• **完成以下任务**
[1] 根据关于文本重排序 NIM 性能基准测试的文字,genai-perf 预装在哪个容器中?
[2] 请原样引用关于文本重排序 NIM 性能基准测试的文字中的一段:从包含“要运行性能基准测试,首先创建文本示例数据集,genai-perf”的语句开始,到“将随机组装查询-段落对,以向服务发出请求。”结束。
[3] 请接着关于文本重排序 NIM 性能基准测试的文字的最后一句往下续写。

::: 阅读材料

性能#
您可以使用 genai-perf
工具,在模拟生产负载下,对文本重排序 NIM 的性能进行基准测试。genai-perf
已预装在 Triton Server SDK 容器中。
要运行性能基准测试,首先创建文本示例数据集,genai-perf
在向排序服务发出请求时可以使用这些示例。这些示例应代表您期望在生产环境中接收到的数据类型。数据集应格式化为 JSONL 文件,其中每行包含一个 {"text": ...}
对象。您需要按照此格式在同一目录中创建两个文件,queries.jsonl
和 passages.jsonl
。genai-perf
将随机组装查询-段落对,以向服务发出请求。
示例
queries.jsonl
{"text": "What was the first car ever driven?"}
{"text": "Who served as the 5th President of the United States of America?"}
{"text": "Is the Sydney Opera House located in Australia?"}
{"text": "In what state did they film Shrek 2?"}
passages.jsonl
{"text": "Eric Anderson (born January 18, 1968) is an American sociologist and sexologist."}
{"text": "Kevin Loader is a British film and television producer."}
{"text": "Francisco Antonio Zea Juan Francisco Antonio Hilari was a Colombian journalist, botanist, diplomat, politician, and statesman who served as the 1st Vice President of Colombia."}
{"text": "Daddys Home 2 Principal photography on the film began in Massachusetts in March 2017 and it was released in the United States by Paramount Pictures on November 10, 2017. Although the film received unfavorable reviews, it has grossed over $180 million worldwide on a $69 million budget."}
使用以下示例运行 Triton Inference Server SDK Docker 容器,挂载目录,如下例所示为 datasets/
,您在其中创建了 JSONL 文件。

::::::
::: 数据摘录

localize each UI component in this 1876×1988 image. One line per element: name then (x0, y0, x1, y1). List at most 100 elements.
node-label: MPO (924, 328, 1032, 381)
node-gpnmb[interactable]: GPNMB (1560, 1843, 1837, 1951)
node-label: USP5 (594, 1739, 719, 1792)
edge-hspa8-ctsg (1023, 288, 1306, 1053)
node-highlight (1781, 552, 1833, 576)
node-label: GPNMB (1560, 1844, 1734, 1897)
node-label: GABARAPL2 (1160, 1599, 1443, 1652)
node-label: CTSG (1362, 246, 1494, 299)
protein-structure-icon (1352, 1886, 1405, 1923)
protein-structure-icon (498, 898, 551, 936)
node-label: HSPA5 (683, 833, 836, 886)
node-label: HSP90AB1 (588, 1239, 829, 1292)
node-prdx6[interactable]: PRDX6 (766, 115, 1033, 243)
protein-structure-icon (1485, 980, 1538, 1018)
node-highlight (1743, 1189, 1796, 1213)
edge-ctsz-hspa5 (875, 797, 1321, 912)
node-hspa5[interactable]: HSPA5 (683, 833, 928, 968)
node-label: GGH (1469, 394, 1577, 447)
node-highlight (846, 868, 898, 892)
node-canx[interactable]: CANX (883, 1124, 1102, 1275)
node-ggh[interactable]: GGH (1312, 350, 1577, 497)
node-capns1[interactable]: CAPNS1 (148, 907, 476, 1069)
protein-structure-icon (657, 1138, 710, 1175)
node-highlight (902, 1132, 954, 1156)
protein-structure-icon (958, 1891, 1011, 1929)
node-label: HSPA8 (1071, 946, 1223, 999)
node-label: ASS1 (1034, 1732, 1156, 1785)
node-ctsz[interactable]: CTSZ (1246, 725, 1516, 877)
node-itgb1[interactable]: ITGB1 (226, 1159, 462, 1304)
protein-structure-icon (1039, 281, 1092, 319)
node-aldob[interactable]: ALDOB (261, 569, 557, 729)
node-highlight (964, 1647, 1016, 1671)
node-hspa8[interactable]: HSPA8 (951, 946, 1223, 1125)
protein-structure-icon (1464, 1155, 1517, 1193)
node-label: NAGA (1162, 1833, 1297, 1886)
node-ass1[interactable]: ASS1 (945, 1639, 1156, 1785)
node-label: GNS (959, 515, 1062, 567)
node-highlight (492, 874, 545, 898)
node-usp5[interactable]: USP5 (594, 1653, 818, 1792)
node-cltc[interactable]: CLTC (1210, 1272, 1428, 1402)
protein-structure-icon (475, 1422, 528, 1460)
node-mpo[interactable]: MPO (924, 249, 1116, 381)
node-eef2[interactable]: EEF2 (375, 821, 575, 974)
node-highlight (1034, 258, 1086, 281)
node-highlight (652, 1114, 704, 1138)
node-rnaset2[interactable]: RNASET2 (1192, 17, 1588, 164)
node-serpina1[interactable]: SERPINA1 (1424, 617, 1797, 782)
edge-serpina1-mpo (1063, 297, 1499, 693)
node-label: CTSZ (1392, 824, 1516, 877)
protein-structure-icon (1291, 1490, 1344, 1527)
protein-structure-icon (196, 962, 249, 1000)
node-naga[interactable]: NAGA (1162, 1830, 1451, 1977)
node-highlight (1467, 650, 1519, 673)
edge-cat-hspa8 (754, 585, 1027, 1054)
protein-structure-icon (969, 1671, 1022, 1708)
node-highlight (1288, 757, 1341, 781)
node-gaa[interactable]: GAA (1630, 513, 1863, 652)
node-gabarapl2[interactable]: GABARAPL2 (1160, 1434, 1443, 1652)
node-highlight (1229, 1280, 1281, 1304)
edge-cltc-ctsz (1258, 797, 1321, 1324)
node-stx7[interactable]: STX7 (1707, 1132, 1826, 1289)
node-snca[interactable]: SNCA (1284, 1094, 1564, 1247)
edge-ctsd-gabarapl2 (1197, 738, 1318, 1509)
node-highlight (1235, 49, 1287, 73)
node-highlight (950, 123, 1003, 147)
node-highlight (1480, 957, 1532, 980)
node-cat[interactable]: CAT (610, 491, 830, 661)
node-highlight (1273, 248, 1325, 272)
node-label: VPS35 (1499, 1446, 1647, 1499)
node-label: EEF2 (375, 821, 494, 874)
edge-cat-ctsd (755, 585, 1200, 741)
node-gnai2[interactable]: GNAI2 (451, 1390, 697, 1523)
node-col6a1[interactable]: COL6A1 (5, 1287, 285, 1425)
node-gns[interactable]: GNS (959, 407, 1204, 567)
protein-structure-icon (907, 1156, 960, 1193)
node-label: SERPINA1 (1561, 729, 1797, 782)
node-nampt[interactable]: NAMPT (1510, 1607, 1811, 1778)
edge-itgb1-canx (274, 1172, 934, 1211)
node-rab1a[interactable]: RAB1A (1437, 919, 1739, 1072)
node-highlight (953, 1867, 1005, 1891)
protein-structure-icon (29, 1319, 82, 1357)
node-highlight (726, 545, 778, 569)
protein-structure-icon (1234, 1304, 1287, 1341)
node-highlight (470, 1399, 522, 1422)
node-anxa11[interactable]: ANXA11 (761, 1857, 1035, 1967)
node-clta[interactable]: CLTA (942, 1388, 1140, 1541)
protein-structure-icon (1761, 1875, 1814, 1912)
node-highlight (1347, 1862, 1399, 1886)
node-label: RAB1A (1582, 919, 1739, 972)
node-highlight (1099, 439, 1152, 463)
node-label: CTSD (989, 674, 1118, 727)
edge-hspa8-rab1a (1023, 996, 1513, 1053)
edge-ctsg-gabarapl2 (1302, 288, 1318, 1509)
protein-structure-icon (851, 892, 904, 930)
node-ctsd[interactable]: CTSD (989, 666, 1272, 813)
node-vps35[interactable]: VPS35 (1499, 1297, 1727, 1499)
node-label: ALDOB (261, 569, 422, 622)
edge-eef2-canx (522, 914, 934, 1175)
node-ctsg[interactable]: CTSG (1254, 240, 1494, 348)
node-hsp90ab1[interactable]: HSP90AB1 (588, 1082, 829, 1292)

::::::

• **任务答案**
[1] Triton Server SDK 容器。

[2]
要运行性能基准测试,首先创建文本示例数据集,genai-perf
在向排序服务发出请求时可以使用这些示例。这些示例应代表您期望在生产环境中接收到的数据类型。数据集应格式化为 JSONL 文件,其中每行包含一个 {"text": ...}
对象。您需要按照此格式在同一目录中创建两个文件,queries.jsonl
和 passages.jsonl
。genai-perf
将随机组装查询-段落对,以向服务发出请求。

[3]
export RELEASE="yy.mm" # e.g. export RELEASE="24.10"
docker run -it --rm \
--gpus=all \
--network="host" \
--mount type=bind,source=${PWD}/datasets,target=/datasets \
nvcr.io/nvidia/tritonserver:${RELEASE}-py3-sdk
执行以下命令,使用 genai-perf
命令行工具运行性能基准测试。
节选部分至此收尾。